* START Supplied records *

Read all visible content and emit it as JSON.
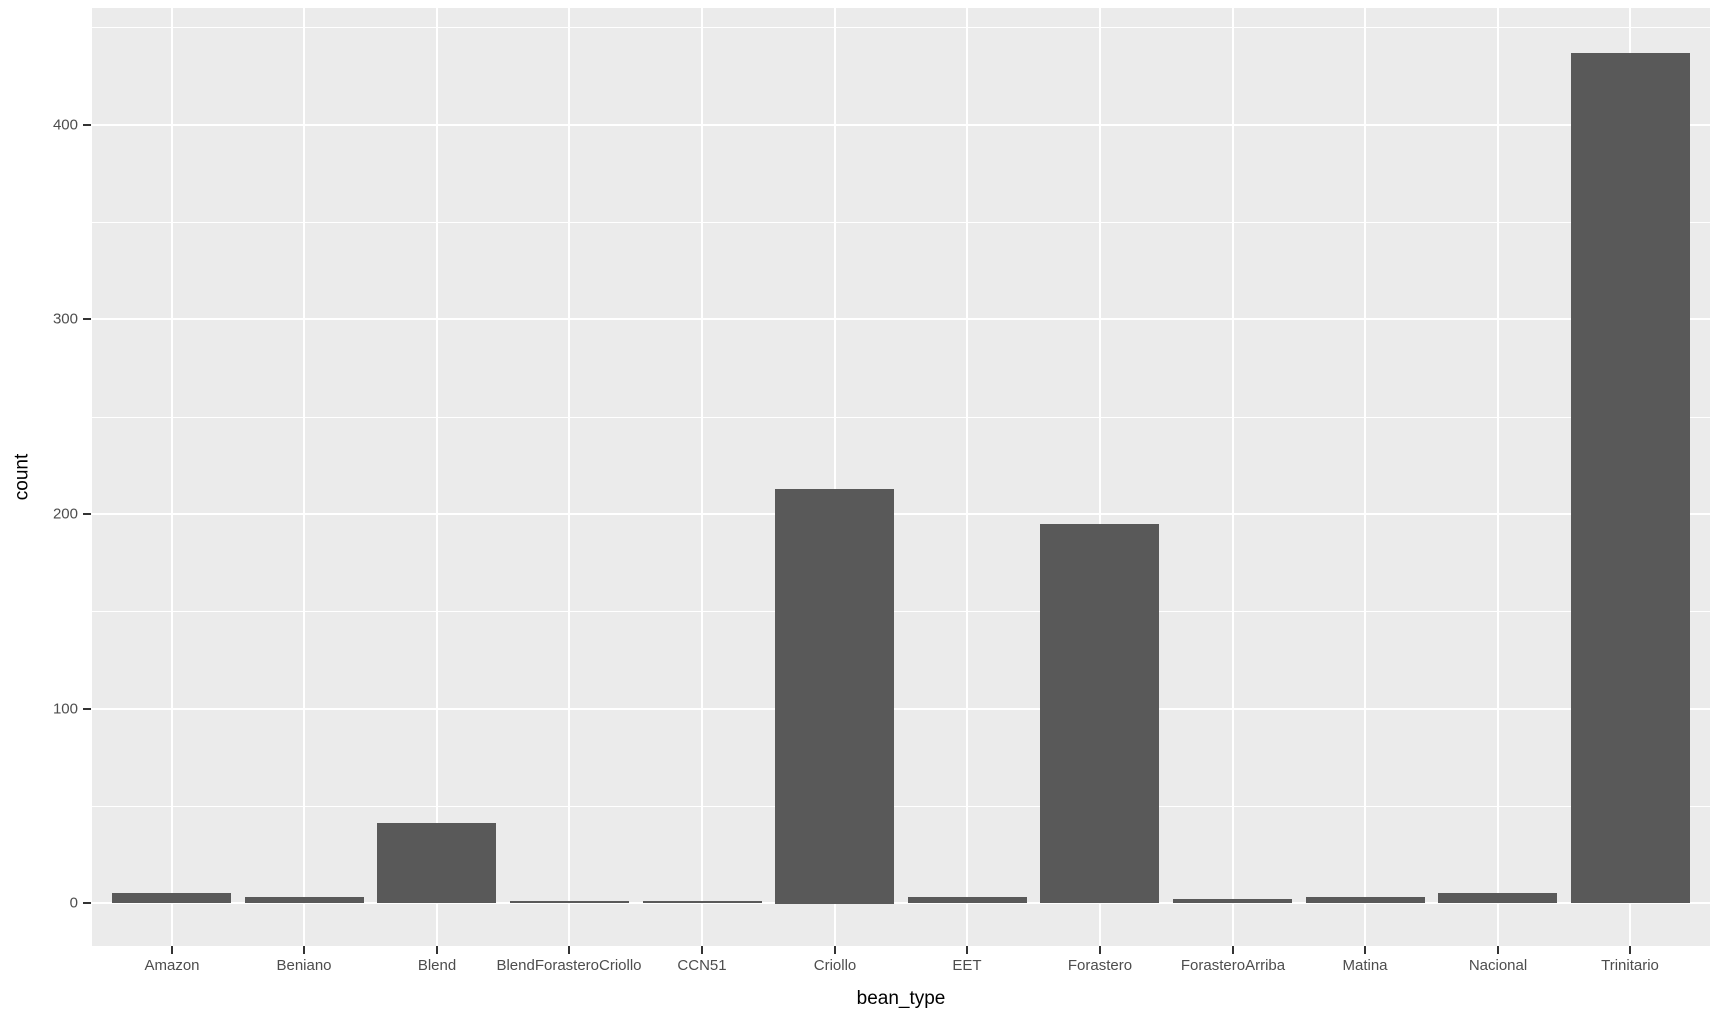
{
  "chart_data": {
    "type": "bar",
    "title": "",
    "xlabel": "bean_type",
    "ylabel": "count",
    "categories": [
      "Amazon",
      "Beniano",
      "Blend",
      "BlendForasteroCriollo",
      "CCN51",
      "Criollo",
      "EET",
      "Forastero",
      "ForasteroArriba",
      "Matina",
      "Nacional",
      "Trinitario"
    ],
    "values": [
      5,
      3,
      41,
      1,
      1,
      213,
      3,
      195,
      2,
      3,
      5,
      437
    ],
    "ylim": [
      -22,
      460
    ],
    "yticks_major": [
      0,
      100,
      200,
      300,
      400
    ],
    "yticks_minor": [
      50,
      150,
      250,
      350,
      450
    ],
    "grid": true,
    "legend_position": "none",
    "bar_fill_color": "#595959",
    "panel_background_color": "#EBEBEB",
    "gridline_color": "#FFFFFF",
    "tick_label_color": "#4D4D4D",
    "axis_title_color": "#000000",
    "tick_mark_color": "#333333"
  }
}
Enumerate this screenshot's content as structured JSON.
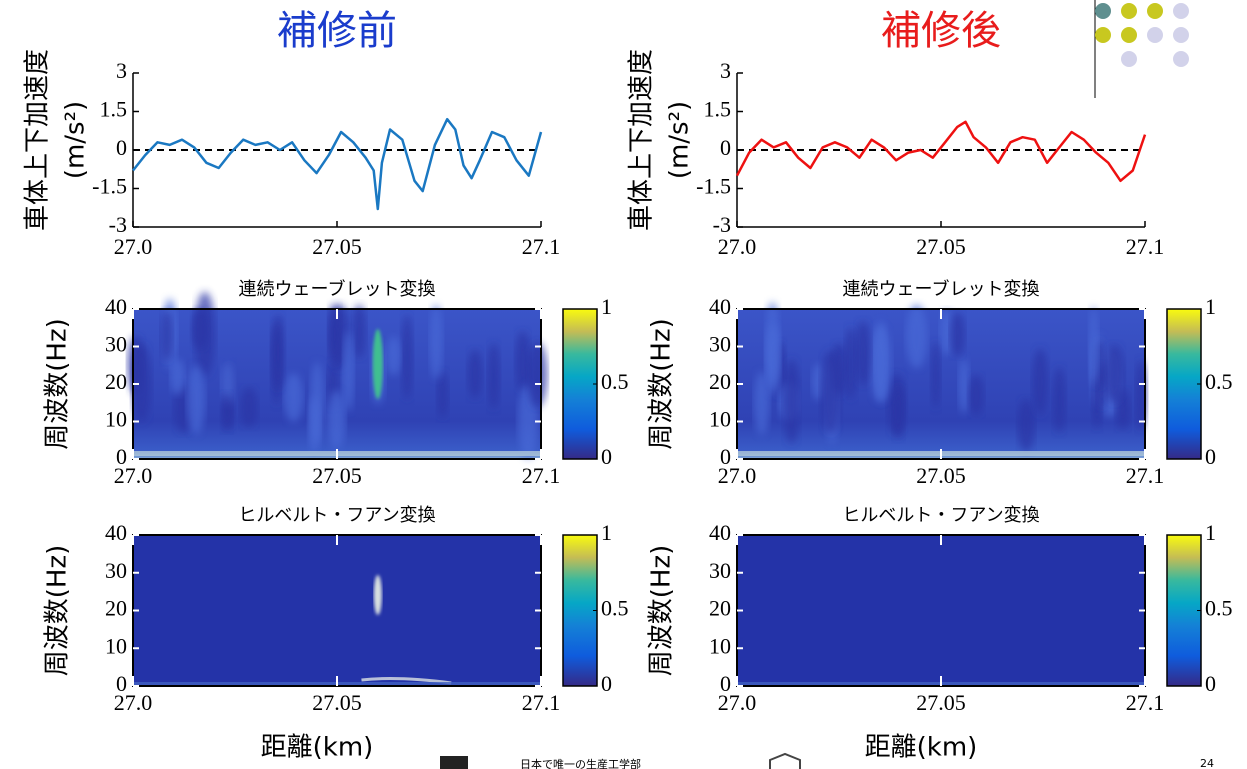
{
  "chart_data": [
    {
      "type": "line",
      "title": "補修前",
      "title_color": "#1a3ccc",
      "ylabel": [
        "車体上下加速度",
        "(m/s²)"
      ],
      "x": [
        27.0,
        27.003,
        27.006,
        27.009,
        27.012,
        27.015,
        27.018,
        27.021,
        27.024,
        27.027,
        27.03,
        27.033,
        27.036,
        27.039,
        27.042,
        27.045,
        27.048,
        27.051,
        27.054,
        27.057,
        27.059,
        27.06,
        27.061,
        27.063,
        27.066,
        27.069,
        27.071,
        27.074,
        27.077,
        27.079,
        27.081,
        27.083,
        27.085,
        27.088,
        27.091,
        27.094,
        27.097,
        27.1
      ],
      "series": [
        {
          "color": "#1a78c2",
          "values": [
            -0.8,
            -0.2,
            0.3,
            0.2,
            0.4,
            0.1,
            -0.5,
            -0.7,
            -0.1,
            0.4,
            0.2,
            0.3,
            0.0,
            0.3,
            -0.4,
            -0.9,
            -0.2,
            0.7,
            0.3,
            -0.3,
            -0.8,
            -2.3,
            -0.5,
            0.8,
            0.4,
            -1.2,
            -1.6,
            0.2,
            1.2,
            0.8,
            -0.6,
            -1.1,
            -0.4,
            0.7,
            0.5,
            -0.4,
            -1.0,
            0.7
          ]
        }
      ],
      "reference_line": 0,
      "xlim": [
        27.0,
        27.1
      ],
      "ylim": [
        -3,
        3
      ],
      "xticks": [
        {
          "value": 27.0,
          "label": "27.0"
        },
        27.05,
        27.1
      ],
      "yticks": [
        3,
        1.5,
        0,
        -1.5,
        -3
      ]
    },
    {
      "type": "line",
      "title": "補修後",
      "title_color": "#e81c1c",
      "ylabel": [
        "車体上下加速度",
        "(m/s²)"
      ],
      "x": [
        27.0,
        27.003,
        27.006,
        27.009,
        27.012,
        27.015,
        27.018,
        27.021,
        27.024,
        27.027,
        27.03,
        27.033,
        27.036,
        27.039,
        27.042,
        27.045,
        27.048,
        27.051,
        27.054,
        27.056,
        27.058,
        27.061,
        27.064,
        27.067,
        27.07,
        27.073,
        27.076,
        27.079,
        27.082,
        27.085,
        27.088,
        27.091,
        27.094,
        27.097,
        27.1
      ],
      "series": [
        {
          "color": "#ee1111",
          "values": [
            -1.0,
            -0.1,
            0.4,
            0.1,
            0.3,
            -0.3,
            -0.7,
            0.1,
            0.3,
            0.1,
            -0.3,
            0.4,
            0.1,
            -0.4,
            -0.1,
            0.0,
            -0.3,
            0.3,
            0.9,
            1.1,
            0.5,
            0.1,
            -0.5,
            0.3,
            0.5,
            0.4,
            -0.5,
            0.1,
            0.7,
            0.4,
            -0.1,
            -0.5,
            -1.2,
            -0.8,
            0.6
          ]
        }
      ],
      "reference_line": 0,
      "xlim": [
        27.0,
        27.1
      ],
      "ylim": [
        -3,
        3
      ],
      "xticks": [
        {
          "value": 27.0,
          "label": "27.0"
        },
        27.05,
        27.1
      ],
      "yticks": [
        3,
        1.5,
        0,
        -1.5,
        -3
      ]
    },
    {
      "type": "heatmap",
      "title": "連続ウェーブレット変換",
      "ylabel": "周波数(Hz)",
      "xlim": [
        27.0,
        27.1
      ],
      "ylim": [
        0,
        40
      ],
      "xticks": [
        {
          "value": 27.0,
          "label": "27.0"
        },
        27.05,
        27.1
      ],
      "yticks": [
        0,
        10,
        20,
        30,
        40
      ],
      "colorbar": {
        "lim": [
          0,
          1
        ],
        "ticks": [
          0,
          0.5,
          1
        ]
      }
    },
    {
      "type": "heatmap",
      "title": "連続ウェーブレット変換",
      "ylabel": "周波数(Hz)",
      "xlim": [
        27.0,
        27.1
      ],
      "ylim": [
        0,
        40
      ],
      "xticks": [
        {
          "value": 27.0,
          "label": "27.0"
        },
        27.05,
        27.1
      ],
      "yticks": [
        0,
        10,
        20,
        30,
        40
      ],
      "colorbar": {
        "lim": [
          0,
          1
        ],
        "ticks": [
          0,
          0.5,
          1
        ]
      }
    },
    {
      "type": "heatmap",
      "title": "ヒルベルト・フアン変換",
      "ylabel": "周波数(Hz)",
      "xlabel": "距離(km)",
      "xlim": [
        27.0,
        27.1
      ],
      "ylim": [
        0,
        40
      ],
      "xticks": [
        {
          "value": 27.0,
          "label": "27.0"
        },
        27.05,
        27.1
      ],
      "yticks": [
        0,
        10,
        20,
        30,
        40
      ],
      "colorbar": {
        "lim": [
          0,
          1
        ],
        "ticks": [
          0,
          0.5,
          1
        ]
      }
    },
    {
      "type": "heatmap",
      "title": "ヒルベルト・フアン変換",
      "ylabel": "周波数(Hz)",
      "xlabel": "距離(km)",
      "xlim": [
        27.0,
        27.1
      ],
      "ylim": [
        0,
        40
      ],
      "xticks": [
        {
          "value": 27.0,
          "label": "27.0"
        },
        27.05,
        27.1
      ],
      "yticks": [
        0,
        10,
        20,
        30,
        40
      ],
      "colorbar": {
        "lim": [
          0,
          1
        ],
        "ticks": [
          0,
          0.5,
          1
        ]
      }
    }
  ],
  "footer": {
    "text": "日本で唯一の生産工学部",
    "page": "24"
  }
}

* END Supplied records *

§ Exercise directions
Return the full material word for word. Do not include the pictures.

§ Task output
Read all visible content and emit it as JSON.
{
  "chart_data": {
    "type": "bar",
    "title": "",
    "xlabel": "bean_type",
    "ylabel": "count",
    "categories": [
      "Amazon",
      "Beniano",
      "Blend",
      "BlendForasteroCriollo",
      "CCN51",
      "Criollo",
      "EET",
      "Forastero",
      "ForasteroArriba",
      "Matina",
      "Nacional",
      "Trinitario"
    ],
    "values": [
      5,
      3,
      41,
      1,
      1,
      213,
      3,
      195,
      2,
      3,
      5,
      437
    ],
    "ylim": [
      -22,
      460
    ],
    "yticks_major": [
      0,
      100,
      200,
      300,
      400
    ],
    "yticks_minor": [
      50,
      150,
      250,
      350,
      450
    ],
    "grid": true,
    "legend_position": "none",
    "bar_fill_color": "#595959",
    "panel_background_color": "#EBEBEB",
    "gridline_color": "#FFFFFF",
    "tick_label_color": "#4D4D4D",
    "axis_title_color": "#000000",
    "tick_mark_color": "#333333"
  }
}
Enumerate this screenshot's content as structured JSON.
{
  "chart_data": [
    {
      "type": "line",
      "title": "補修前",
      "title_color": "#1a3ccc",
      "ylabel": [
        "車体上下加速度",
        "(m/s²)"
      ],
      "x": [
        27.0,
        27.003,
        27.006,
        27.009,
        27.012,
        27.015,
        27.018,
        27.021,
        27.024,
        27.027,
        27.03,
        27.033,
        27.036,
        27.039,
        27.042,
        27.045,
        27.048,
        27.051,
        27.054,
        27.057,
        27.059,
        27.06,
        27.061,
        27.063,
        27.066,
        27.069,
        27.071,
        27.074,
        27.077,
        27.079,
        27.081,
        27.083,
        27.085,
        27.088,
        27.091,
        27.094,
        27.097,
        27.1
      ],
      "series": [
        {
          "color": "#1a78c2",
          "values": [
            -0.8,
            -0.2,
            0.3,
            0.2,
            0.4,
            0.1,
            -0.5,
            -0.7,
            -0.1,
            0.4,
            0.2,
            0.3,
            0.0,
            0.3,
            -0.4,
            -0.9,
            -0.2,
            0.7,
            0.3,
            -0.3,
            -0.8,
            -2.3,
            -0.5,
            0.8,
            0.4,
            -1.2,
            -1.6,
            0.2,
            1.2,
            0.8,
            -0.6,
            -1.1,
            -0.4,
            0.7,
            0.5,
            -0.4,
            -1.0,
            0.7
          ]
        }
      ],
      "reference_line": 0,
      "xlim": [
        27.0,
        27.1
      ],
      "ylim": [
        -3,
        3
      ],
      "xticks": [
        {
          "value": 27.0,
          "label": "27.0"
        },
        27.05,
        27.1
      ],
      "yticks": [
        3,
        1.5,
        0,
        -1.5,
        -3
      ]
    },
    {
      "type": "line",
      "title": "補修後",
      "title_color": "#e81c1c",
      "ylabel": [
        "車体上下加速度",
        "(m/s²)"
      ],
      "x": [
        27.0,
        27.003,
        27.006,
        27.009,
        27.012,
        27.015,
        27.018,
        27.021,
        27.024,
        27.027,
        27.03,
        27.033,
        27.036,
        27.039,
        27.042,
        27.045,
        27.048,
        27.051,
        27.054,
        27.056,
        27.058,
        27.061,
        27.064,
        27.067,
        27.07,
        27.073,
        27.076,
        27.079,
        27.082,
        27.085,
        27.088,
        27.091,
        27.094,
        27.097,
        27.1
      ],
      "series": [
        {
          "color": "#ee1111",
          "values": [
            -1.0,
            -0.1,
            0.4,
            0.1,
            0.3,
            -0.3,
            -0.7,
            0.1,
            0.3,
            0.1,
            -0.3,
            0.4,
            0.1,
            -0.4,
            -0.1,
            0.0,
            -0.3,
            0.3,
            0.9,
            1.1,
            0.5,
            0.1,
            -0.5,
            0.3,
            0.5,
            0.4,
            -0.5,
            0.1,
            0.7,
            0.4,
            -0.1,
            -0.5,
            -1.2,
            -0.8,
            0.6
          ]
        }
      ],
      "reference_line": 0,
      "xlim": [
        27.0,
        27.1
      ],
      "ylim": [
        -3,
        3
      ],
      "xticks": [
        {
          "value": 27.0,
          "label": "27.0"
        },
        27.05,
        27.1
      ],
      "yticks": [
        3,
        1.5,
        0,
        -1.5,
        -3
      ]
    },
    {
      "type": "heatmap",
      "title": "連続ウェーブレット変換",
      "ylabel": "周波数(Hz)",
      "xlim": [
        27.0,
        27.1
      ],
      "ylim": [
        0,
        40
      ],
      "xticks": [
        {
          "value": 27.0,
          "label": "27.0"
        },
        27.05,
        27.1
      ],
      "yticks": [
        0,
        10,
        20,
        30,
        40
      ],
      "colorbar": {
        "lim": [
          0,
          1
        ],
        "ticks": [
          0,
          0.5,
          1
        ]
      }
    },
    {
      "type": "heatmap",
      "title": "連続ウェーブレット変換",
      "ylabel": "周波数(Hz)",
      "xlim": [
        27.0,
        27.1
      ],
      "ylim": [
        0,
        40
      ],
      "xticks": [
        {
          "value": 27.0,
          "label": "27.0"
        },
        27.05,
        27.1
      ],
      "yticks": [
        0,
        10,
        20,
        30,
        40
      ],
      "colorbar": {
        "lim": [
          0,
          1
        ],
        "ticks": [
          0,
          0.5,
          1
        ]
      }
    },
    {
      "type": "heatmap",
      "title": "ヒルベルト・フアン変換",
      "ylabel": "周波数(Hz)",
      "xlabel": "距離(km)",
      "xlim": [
        27.0,
        27.1
      ],
      "ylim": [
        0,
        40
      ],
      "xticks": [
        {
          "value": 27.0,
          "label": "27.0"
        },
        27.05,
        27.1
      ],
      "yticks": [
        0,
        10,
        20,
        30,
        40
      ],
      "colorbar": {
        "lim": [
          0,
          1
        ],
        "ticks": [
          0,
          0.5,
          1
        ]
      }
    },
    {
      "type": "heatmap",
      "title": "ヒルベルト・フアン変換",
      "ylabel": "周波数(Hz)",
      "xlabel": "距離(km)",
      "xlim": [
        27.0,
        27.1
      ],
      "ylim": [
        0,
        40
      ],
      "xticks": [
        {
          "value": 27.0,
          "label": "27.0"
        },
        27.05,
        27.1
      ],
      "yticks": [
        0,
        10,
        20,
        30,
        40
      ],
      "colorbar": {
        "lim": [
          0,
          1
        ],
        "ticks": [
          0,
          0.5,
          1
        ]
      }
    }
  ],
  "footer": {
    "text": "日本で唯一の生産工学部",
    "page": "24"
  }
}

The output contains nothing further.